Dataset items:
□ □ □ □

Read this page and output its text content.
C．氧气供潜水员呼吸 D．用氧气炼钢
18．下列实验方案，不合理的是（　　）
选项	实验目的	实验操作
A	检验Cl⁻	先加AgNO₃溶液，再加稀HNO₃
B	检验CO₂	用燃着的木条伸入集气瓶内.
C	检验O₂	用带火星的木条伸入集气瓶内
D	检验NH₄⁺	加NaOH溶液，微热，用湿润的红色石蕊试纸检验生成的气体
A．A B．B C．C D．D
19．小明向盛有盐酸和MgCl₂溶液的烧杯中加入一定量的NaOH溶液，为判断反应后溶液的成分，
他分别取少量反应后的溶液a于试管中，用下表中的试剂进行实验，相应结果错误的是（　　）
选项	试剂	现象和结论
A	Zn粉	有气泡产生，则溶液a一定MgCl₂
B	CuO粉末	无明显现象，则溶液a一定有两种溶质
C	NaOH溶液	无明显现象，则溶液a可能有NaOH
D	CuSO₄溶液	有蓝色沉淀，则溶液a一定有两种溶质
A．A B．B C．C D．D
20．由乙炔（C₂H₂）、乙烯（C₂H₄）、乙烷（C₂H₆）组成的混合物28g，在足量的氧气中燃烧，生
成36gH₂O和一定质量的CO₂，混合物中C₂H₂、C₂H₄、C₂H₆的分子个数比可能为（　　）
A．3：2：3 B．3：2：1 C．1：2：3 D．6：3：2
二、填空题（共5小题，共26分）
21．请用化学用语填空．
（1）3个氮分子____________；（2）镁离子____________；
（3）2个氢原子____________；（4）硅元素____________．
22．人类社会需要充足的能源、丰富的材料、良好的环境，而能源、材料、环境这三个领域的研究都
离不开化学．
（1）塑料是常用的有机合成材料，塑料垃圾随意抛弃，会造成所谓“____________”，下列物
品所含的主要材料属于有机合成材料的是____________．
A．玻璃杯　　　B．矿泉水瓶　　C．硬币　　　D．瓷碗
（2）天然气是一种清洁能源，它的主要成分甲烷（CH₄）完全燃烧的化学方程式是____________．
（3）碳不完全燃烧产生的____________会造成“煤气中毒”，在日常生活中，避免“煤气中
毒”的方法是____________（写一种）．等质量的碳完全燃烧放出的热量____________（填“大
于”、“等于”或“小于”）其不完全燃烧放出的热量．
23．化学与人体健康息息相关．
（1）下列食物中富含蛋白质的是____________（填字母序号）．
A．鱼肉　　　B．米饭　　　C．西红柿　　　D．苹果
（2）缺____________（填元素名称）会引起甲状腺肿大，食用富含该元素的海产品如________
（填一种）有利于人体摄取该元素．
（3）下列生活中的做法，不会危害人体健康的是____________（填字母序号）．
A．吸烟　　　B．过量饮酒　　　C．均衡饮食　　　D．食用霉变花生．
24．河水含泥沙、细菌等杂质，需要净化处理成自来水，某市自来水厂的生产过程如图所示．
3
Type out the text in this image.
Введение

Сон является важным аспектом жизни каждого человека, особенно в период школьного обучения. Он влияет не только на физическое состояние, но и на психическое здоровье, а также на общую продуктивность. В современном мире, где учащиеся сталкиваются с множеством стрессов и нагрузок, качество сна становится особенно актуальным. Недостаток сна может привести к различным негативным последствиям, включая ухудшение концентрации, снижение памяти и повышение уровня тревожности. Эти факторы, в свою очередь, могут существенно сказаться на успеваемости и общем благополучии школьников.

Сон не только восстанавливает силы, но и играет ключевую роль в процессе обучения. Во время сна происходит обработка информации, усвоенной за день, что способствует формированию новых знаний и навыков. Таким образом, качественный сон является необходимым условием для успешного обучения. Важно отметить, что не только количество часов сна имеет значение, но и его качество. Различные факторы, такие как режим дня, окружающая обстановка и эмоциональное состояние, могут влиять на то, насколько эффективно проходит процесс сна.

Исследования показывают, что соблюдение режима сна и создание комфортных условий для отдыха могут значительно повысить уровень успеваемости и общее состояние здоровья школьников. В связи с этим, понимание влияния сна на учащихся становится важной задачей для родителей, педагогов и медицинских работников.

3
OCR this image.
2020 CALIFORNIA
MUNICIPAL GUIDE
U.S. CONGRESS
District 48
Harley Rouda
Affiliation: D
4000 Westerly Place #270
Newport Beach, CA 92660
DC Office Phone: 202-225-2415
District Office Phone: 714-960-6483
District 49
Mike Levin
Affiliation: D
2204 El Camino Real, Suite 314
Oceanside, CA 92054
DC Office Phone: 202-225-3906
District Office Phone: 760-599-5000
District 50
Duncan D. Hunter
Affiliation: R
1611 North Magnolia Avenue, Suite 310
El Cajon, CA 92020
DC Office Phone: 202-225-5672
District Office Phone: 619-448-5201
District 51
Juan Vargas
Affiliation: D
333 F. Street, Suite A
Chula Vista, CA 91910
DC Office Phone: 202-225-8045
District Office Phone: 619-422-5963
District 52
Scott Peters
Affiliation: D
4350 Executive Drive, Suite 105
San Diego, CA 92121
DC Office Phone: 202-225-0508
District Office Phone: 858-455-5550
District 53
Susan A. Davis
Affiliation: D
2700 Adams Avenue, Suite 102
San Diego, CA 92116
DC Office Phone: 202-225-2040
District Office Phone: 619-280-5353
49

□ □ □ □

*Job*: Look through the listing above. Pick out each line with "image" and copy it.

*Written answer*:
Type out the text in this image.
OCR this image.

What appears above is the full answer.